## Problem statement
Return the listing below verbatim. Pictures do not belong in the copy.

## Collected data entries
----------
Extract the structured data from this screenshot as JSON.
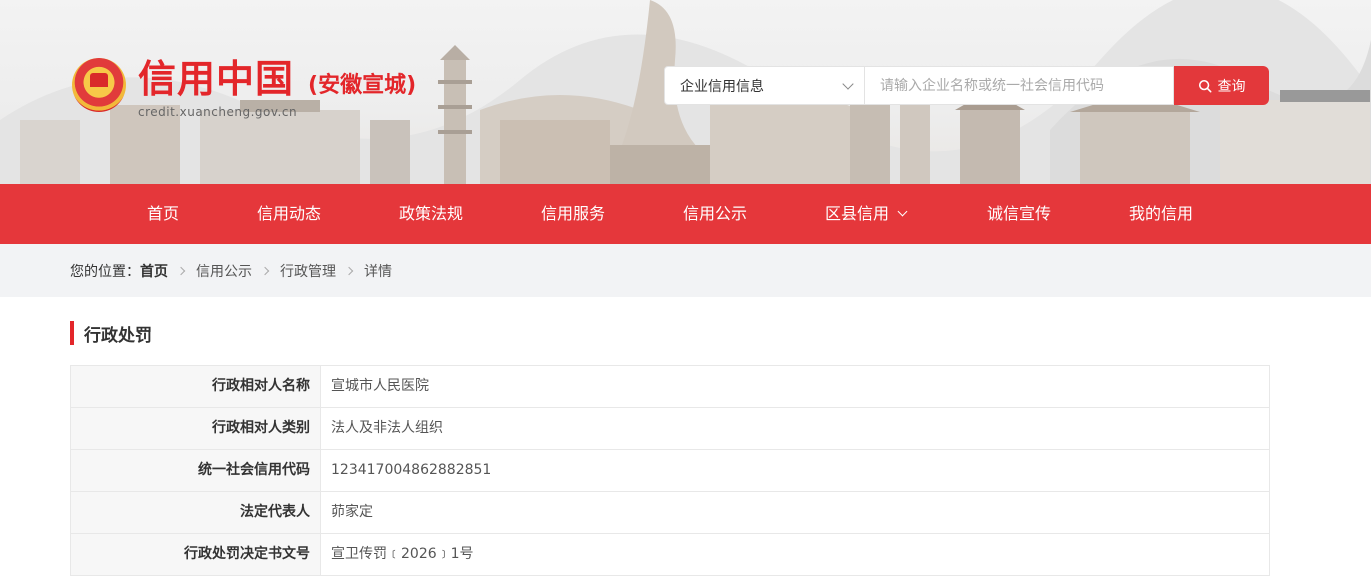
{
  "header": {
    "logo_title": "信用中国",
    "logo_region": "(安徽宣城)",
    "logo_domain": "credit.xuancheng.gov.cn",
    "search": {
      "category": "企业信用信息",
      "placeholder": "请输入企业名称或统一社会信用代码",
      "button_label": "查询"
    }
  },
  "nav": {
    "items": [
      {
        "label": "首页"
      },
      {
        "label": "信用动态"
      },
      {
        "label": "政策法规"
      },
      {
        "label": "信用服务"
      },
      {
        "label": "信用公示"
      },
      {
        "label": "区县信用"
      },
      {
        "label": "诚信宣传"
      },
      {
        "label": "我的信用"
      }
    ]
  },
  "breadcrumb": {
    "lead": "您的位置：",
    "home": "首页",
    "items": [
      "信用公示",
      "行政管理",
      "详情"
    ]
  },
  "section": {
    "title": "行政处罚"
  },
  "detail": {
    "rows": [
      {
        "label": "行政相对人名称",
        "value": "宣城市人民医院"
      },
      {
        "label": "行政相对人类别",
        "value": "法人及非法人组织"
      },
      {
        "label": "统一社会信用代码",
        "value": "123417004862882851"
      },
      {
        "label": "法定代表人",
        "value": "茆家定"
      },
      {
        "label": "行政处罚决定书文号",
        "value": "宣卫传罚﹝2026﹞1号"
      }
    ]
  },
  "colors": {
    "brand_red": "#e5373b",
    "breadcrumb_bg": "#f2f3f5"
  }
}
----------
## Result of the exercise
Extract the structured data from this screenshot as JSON.
{
  "header": {
    "logo_title": "信用中国",
    "logo_region": "(安徽宣城)",
    "logo_domain": "credit.xuancheng.gov.cn",
    "search": {
      "category": "企业信用信息",
      "placeholder": "请输入企业名称或统一社会信用代码",
      "button_label": "查询"
    }
  },
  "nav": {
    "items": [
      {
        "label": "首页"
      },
      {
        "label": "信用动态"
      },
      {
        "label": "政策法规"
      },
      {
        "label": "信用服务"
      },
      {
        "label": "信用公示"
      },
      {
        "label": "区县信用"
      },
      {
        "label": "诚信宣传"
      },
      {
        "label": "我的信用"
      }
    ]
  },
  "breadcrumb": {
    "lead": "您的位置：",
    "home": "首页",
    "items": [
      "信用公示",
      "行政管理",
      "详情"
    ]
  },
  "section": {
    "title": "行政处罚"
  },
  "detail": {
    "rows": [
      {
        "label": "行政相对人名称",
        "value": "宣城市人民医院"
      },
      {
        "label": "行政相对人类别",
        "value": "法人及非法人组织"
      },
      {
        "label": "统一社会信用代码",
        "value": "123417004862882851"
      },
      {
        "label": "法定代表人",
        "value": "茆家定"
      },
      {
        "label": "行政处罚决定书文号",
        "value": "宣卫传罚﹝2026﹞1号"
      }
    ]
  },
  "colors": {
    "brand_red": "#e5373b",
    "breadcrumb_bg": "#f2f3f5"
  }
}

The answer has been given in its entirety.